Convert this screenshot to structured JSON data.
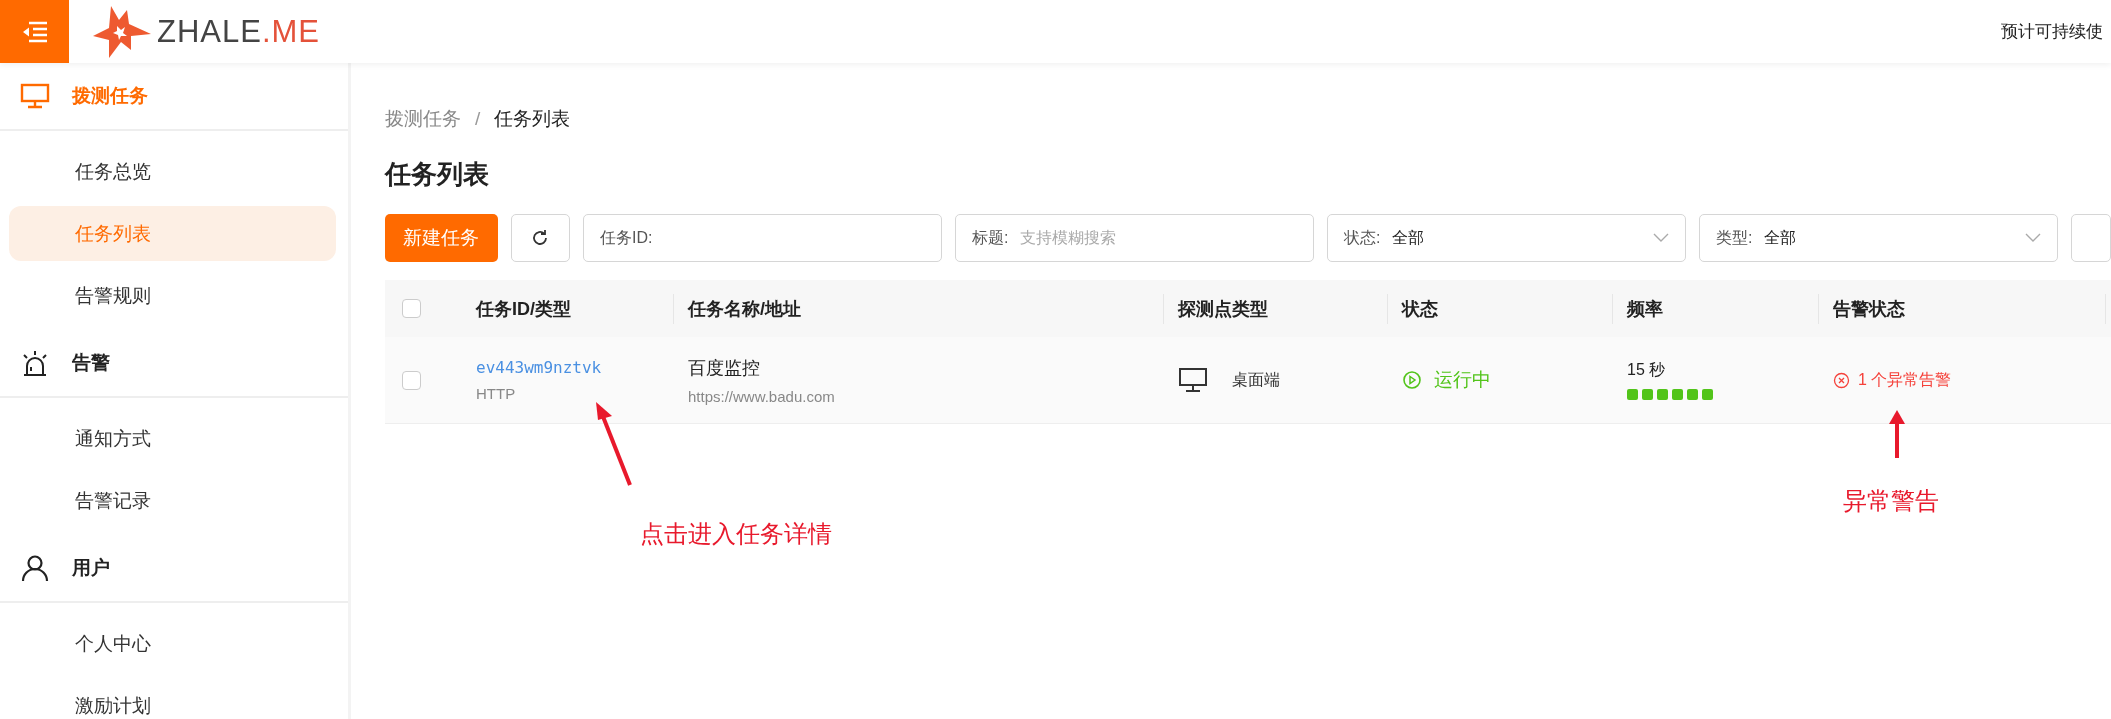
{
  "header": {
    "logo_text": "ZHALE",
    "logo_suffix": ".ME",
    "right_text": "预计可持续使"
  },
  "sidebar": {
    "groups": [
      {
        "title": "拨测任务",
        "kind": "monitor",
        "active": true,
        "items": [
          {
            "label": "任务总览",
            "selected": false
          },
          {
            "label": "任务列表",
            "selected": true
          },
          {
            "label": "告警规则",
            "selected": false
          }
        ]
      },
      {
        "title": "告警",
        "kind": "alarm",
        "active": false,
        "items": [
          {
            "label": "通知方式",
            "selected": false
          },
          {
            "label": "告警记录",
            "selected": false
          }
        ]
      },
      {
        "title": "用户",
        "kind": "user",
        "active": false,
        "items": [
          {
            "label": "个人中心",
            "selected": false
          },
          {
            "label": "激励计划",
            "selected": false
          }
        ]
      }
    ]
  },
  "breadcrumb": [
    "拨测任务",
    "任务列表"
  ],
  "breadcrumb_separator": "/",
  "page_title": "任务列表",
  "toolbar": {
    "new_button": "新建任务"
  },
  "filters": [
    {
      "kind": "input",
      "label": "任务ID:"
    },
    {
      "kind": "input",
      "label": "标题:",
      "placeholder": "支持模糊搜索"
    },
    {
      "kind": "select",
      "label": "状态:",
      "value": "全部"
    },
    {
      "kind": "select",
      "label": "类型:",
      "value": "全部"
    }
  ],
  "table": {
    "header_checked": false,
    "columns": [
      "任务ID/类型",
      "任务名称/地址",
      "探测点类型",
      "状态",
      "频率",
      "告警状态"
    ],
    "rows": [
      {
        "checked": false,
        "id": "ev443wm9nztvk",
        "type": "HTTP",
        "name": "百度监控",
        "url": "https://www.badu.com",
        "probe": "桌面端",
        "status": "运行中",
        "frequency": "15 秒",
        "alarm": "1 个异常告警"
      }
    ]
  },
  "annotations": [
    {
      "text": "点击进入任务详情",
      "kind": "id"
    },
    {
      "text": "异常警告",
      "kind": "alarm"
    }
  ]
}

※ ※ ※

» **Set problem**
Copy out all the entries exactly. Images stay out of the copy.

» **Correct result**
Convert this screenshot to structured JSON data.
{
  "header": {
    "logo_text": "ZHALE",
    "logo_suffix": ".ME",
    "right_text": "预计可持续使"
  },
  "sidebar": {
    "groups": [
      {
        "title": "拨测任务",
        "kind": "monitor",
        "active": true,
        "items": [
          {
            "label": "任务总览",
            "selected": false
          },
          {
            "label": "任务列表",
            "selected": true
          },
          {
            "label": "告警规则",
            "selected": false
          }
        ]
      },
      {
        "title": "告警",
        "kind": "alarm",
        "active": false,
        "items": [
          {
            "label": "通知方式",
            "selected": false
          },
          {
            "label": "告警记录",
            "selected": false
          }
        ]
      },
      {
        "title": "用户",
        "kind": "user",
        "active": false,
        "items": [
          {
            "label": "个人中心",
            "selected": false
          },
          {
            "label": "激励计划",
            "selected": false
          }
        ]
      }
    ]
  },
  "breadcrumb": [
    "拨测任务",
    "任务列表"
  ],
  "breadcrumb_separator": "/",
  "page_title": "任务列表",
  "toolbar": {
    "new_button": "新建任务"
  },
  "filters": [
    {
      "kind": "input",
      "label": "任务ID:"
    },
    {
      "kind": "input",
      "label": "标题:",
      "placeholder": "支持模糊搜索"
    },
    {
      "kind": "select",
      "label": "状态:",
      "value": "全部"
    },
    {
      "kind": "select",
      "label": "类型:",
      "value": "全部"
    }
  ],
  "table": {
    "header_checked": false,
    "columns": [
      "任务ID/类型",
      "任务名称/地址",
      "探测点类型",
      "状态",
      "频率",
      "告警状态"
    ],
    "rows": [
      {
        "checked": false,
        "id": "ev443wm9nztvk",
        "type": "HTTP",
        "name": "百度监控",
        "url": "https://www.badu.com",
        "probe": "桌面端",
        "status": "运行中",
        "frequency": "15 秒",
        "alarm": "1 个异常告警"
      }
    ]
  },
  "annotations": [
    {
      "text": "点击进入任务详情",
      "kind": "id"
    },
    {
      "text": "异常警告",
      "kind": "alarm"
    }
  ]
}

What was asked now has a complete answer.